## begin GIVEN ENTRIES

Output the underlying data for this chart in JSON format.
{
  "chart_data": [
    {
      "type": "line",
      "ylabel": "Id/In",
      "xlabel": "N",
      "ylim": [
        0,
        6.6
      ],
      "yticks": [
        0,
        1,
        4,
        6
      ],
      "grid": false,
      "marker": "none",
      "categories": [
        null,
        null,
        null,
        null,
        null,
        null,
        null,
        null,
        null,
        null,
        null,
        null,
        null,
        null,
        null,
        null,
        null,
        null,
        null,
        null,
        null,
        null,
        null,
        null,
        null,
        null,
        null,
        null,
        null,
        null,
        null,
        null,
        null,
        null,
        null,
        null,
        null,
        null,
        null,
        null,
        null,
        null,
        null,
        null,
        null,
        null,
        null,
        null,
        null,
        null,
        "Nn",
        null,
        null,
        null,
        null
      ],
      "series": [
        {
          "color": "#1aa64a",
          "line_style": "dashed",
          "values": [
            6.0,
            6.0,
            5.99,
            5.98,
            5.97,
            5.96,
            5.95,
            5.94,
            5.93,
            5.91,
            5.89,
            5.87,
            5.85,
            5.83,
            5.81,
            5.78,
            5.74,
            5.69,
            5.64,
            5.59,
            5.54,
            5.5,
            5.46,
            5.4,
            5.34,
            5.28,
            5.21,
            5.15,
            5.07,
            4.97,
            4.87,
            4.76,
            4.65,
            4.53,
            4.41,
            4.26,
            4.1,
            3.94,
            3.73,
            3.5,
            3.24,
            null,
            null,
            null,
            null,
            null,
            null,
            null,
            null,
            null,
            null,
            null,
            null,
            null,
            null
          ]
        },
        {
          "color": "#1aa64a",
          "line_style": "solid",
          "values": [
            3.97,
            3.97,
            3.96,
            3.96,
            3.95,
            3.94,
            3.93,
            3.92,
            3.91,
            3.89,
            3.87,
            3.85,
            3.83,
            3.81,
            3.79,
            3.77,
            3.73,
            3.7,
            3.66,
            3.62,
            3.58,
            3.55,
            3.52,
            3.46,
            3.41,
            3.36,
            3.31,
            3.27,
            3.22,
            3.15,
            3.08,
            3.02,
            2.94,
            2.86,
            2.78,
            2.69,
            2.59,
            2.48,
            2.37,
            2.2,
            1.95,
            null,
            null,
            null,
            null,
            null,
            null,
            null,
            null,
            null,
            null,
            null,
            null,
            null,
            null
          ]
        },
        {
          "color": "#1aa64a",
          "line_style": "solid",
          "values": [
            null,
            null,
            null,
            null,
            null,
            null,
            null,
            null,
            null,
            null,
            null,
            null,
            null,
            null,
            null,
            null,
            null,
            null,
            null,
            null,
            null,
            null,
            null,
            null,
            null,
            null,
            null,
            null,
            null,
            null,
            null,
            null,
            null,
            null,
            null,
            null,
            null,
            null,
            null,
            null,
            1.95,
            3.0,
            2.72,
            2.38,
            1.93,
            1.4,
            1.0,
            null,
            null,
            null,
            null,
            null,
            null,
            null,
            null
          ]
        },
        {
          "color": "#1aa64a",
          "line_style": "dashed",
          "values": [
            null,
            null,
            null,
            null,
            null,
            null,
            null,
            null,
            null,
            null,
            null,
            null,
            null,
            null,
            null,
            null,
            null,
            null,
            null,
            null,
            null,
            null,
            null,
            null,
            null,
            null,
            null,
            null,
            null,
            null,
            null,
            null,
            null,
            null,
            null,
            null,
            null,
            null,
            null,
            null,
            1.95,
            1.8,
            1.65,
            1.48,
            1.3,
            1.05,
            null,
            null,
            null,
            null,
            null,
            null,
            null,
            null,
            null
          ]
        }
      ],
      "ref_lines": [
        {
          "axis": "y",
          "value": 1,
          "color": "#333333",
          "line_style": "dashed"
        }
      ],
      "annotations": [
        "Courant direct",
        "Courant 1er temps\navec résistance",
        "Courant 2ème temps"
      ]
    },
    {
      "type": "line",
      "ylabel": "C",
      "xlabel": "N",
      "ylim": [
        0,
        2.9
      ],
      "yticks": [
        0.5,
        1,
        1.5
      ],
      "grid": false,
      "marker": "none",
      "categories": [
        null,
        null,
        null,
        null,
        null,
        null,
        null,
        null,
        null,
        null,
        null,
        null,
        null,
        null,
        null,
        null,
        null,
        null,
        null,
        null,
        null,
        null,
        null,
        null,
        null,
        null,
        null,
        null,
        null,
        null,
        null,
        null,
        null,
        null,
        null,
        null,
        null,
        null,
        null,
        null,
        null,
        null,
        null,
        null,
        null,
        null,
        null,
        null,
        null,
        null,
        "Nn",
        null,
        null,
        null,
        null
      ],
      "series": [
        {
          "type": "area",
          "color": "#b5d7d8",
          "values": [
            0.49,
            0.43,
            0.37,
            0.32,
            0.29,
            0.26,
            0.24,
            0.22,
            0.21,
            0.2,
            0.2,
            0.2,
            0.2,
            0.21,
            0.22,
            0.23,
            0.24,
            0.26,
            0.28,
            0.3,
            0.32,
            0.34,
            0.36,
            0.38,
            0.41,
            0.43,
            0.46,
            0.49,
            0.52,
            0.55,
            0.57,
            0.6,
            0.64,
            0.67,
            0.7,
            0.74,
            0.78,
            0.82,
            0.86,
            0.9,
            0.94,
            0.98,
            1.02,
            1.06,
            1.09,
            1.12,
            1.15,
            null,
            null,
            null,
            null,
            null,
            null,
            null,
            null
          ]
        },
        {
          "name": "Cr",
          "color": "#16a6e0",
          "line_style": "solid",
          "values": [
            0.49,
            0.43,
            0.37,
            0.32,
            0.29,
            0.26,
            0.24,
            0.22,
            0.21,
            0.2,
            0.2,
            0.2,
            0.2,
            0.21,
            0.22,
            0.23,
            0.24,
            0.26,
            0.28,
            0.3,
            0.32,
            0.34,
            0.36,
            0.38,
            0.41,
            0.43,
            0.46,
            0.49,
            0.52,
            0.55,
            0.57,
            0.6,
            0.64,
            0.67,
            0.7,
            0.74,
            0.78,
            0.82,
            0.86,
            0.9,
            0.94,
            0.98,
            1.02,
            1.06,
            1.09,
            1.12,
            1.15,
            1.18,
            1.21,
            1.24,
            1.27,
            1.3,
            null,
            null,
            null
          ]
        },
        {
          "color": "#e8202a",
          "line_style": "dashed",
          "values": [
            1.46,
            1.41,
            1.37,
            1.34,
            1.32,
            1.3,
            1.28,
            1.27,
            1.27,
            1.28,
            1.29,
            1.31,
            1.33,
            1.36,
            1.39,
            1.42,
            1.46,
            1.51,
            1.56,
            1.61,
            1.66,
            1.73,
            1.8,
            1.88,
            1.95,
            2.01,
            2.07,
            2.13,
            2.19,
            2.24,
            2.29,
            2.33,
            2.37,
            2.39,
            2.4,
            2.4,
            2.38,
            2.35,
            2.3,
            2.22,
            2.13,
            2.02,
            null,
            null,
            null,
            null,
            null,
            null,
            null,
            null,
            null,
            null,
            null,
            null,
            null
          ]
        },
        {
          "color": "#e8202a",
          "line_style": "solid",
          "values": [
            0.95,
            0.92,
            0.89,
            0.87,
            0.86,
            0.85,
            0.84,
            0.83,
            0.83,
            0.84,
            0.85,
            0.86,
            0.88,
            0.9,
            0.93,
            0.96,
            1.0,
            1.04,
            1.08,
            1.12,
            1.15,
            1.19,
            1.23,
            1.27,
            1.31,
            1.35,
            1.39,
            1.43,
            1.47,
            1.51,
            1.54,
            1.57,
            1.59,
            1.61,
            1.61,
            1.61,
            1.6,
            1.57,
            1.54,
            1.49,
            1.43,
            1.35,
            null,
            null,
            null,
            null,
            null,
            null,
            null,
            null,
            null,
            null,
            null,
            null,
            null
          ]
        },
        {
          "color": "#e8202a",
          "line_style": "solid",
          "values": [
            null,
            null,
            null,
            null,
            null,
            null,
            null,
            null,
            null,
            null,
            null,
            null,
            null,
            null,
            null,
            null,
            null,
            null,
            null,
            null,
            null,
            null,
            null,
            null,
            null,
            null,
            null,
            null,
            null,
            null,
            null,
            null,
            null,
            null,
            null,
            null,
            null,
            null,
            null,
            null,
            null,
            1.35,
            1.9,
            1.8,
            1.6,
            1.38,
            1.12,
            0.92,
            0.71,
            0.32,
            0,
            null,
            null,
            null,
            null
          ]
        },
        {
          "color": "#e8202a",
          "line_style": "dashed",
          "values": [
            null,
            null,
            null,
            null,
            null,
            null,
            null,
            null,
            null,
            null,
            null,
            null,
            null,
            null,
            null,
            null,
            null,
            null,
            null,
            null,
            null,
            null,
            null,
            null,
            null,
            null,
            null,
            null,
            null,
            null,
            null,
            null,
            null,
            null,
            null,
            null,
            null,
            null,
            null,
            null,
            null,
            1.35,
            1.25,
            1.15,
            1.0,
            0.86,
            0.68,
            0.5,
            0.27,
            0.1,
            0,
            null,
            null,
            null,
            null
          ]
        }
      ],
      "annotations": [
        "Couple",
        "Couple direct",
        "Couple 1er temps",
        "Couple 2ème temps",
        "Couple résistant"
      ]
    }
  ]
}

## end GIVEN ENTRIES
## begin GIVEN ENTRIES

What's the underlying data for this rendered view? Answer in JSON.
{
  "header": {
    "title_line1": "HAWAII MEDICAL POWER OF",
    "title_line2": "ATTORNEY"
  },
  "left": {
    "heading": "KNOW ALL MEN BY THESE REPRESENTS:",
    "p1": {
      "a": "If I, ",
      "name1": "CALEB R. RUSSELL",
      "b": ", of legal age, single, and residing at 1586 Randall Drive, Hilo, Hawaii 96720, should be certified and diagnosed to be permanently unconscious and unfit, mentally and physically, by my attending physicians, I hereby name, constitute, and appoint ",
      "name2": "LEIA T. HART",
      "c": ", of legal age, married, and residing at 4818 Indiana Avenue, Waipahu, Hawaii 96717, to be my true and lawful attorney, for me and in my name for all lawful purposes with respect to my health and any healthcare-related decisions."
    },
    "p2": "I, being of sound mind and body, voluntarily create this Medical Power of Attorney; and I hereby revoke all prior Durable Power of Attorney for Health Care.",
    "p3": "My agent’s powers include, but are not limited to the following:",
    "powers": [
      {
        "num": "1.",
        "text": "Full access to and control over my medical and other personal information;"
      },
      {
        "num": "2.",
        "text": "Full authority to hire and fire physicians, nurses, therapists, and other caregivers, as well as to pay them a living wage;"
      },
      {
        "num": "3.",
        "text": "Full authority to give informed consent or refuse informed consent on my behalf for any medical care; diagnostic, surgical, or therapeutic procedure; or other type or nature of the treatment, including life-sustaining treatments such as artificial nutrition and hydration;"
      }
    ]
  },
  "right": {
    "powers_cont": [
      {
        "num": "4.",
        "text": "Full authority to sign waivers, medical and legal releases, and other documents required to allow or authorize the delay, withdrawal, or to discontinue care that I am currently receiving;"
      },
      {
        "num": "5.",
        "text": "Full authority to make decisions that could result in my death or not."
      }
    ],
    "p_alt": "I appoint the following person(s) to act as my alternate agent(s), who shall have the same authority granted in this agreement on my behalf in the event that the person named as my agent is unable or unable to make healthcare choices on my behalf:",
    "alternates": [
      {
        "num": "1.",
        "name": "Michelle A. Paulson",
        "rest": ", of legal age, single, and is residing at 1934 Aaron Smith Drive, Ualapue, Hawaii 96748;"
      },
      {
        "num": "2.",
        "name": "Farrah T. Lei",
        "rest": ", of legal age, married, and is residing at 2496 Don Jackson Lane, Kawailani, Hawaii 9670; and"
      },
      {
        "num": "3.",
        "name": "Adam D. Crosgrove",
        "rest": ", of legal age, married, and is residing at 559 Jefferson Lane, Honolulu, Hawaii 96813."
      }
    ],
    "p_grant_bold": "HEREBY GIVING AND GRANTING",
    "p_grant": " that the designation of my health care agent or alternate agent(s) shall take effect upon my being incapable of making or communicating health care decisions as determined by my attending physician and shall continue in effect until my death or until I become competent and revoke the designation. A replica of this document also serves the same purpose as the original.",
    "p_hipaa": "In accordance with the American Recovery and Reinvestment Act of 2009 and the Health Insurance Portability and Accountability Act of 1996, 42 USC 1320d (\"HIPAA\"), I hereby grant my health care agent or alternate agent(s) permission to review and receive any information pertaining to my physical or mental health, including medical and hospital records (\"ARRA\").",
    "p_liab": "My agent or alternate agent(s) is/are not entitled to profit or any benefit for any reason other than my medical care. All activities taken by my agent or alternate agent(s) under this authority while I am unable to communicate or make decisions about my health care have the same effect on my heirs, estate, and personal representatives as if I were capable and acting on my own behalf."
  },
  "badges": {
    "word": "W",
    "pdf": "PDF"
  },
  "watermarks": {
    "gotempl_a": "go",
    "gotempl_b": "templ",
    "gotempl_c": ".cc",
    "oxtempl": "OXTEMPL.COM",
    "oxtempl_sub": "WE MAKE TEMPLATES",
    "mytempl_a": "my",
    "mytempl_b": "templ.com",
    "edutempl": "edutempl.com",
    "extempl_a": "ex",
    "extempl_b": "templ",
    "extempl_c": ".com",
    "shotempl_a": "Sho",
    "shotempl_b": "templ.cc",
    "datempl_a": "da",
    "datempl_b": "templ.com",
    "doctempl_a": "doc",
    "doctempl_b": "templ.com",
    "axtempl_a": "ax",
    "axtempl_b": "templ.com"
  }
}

## end GIVEN ENTRIES

Across all the entries, count the lines that contain the word "personal" and give the number by itself.

2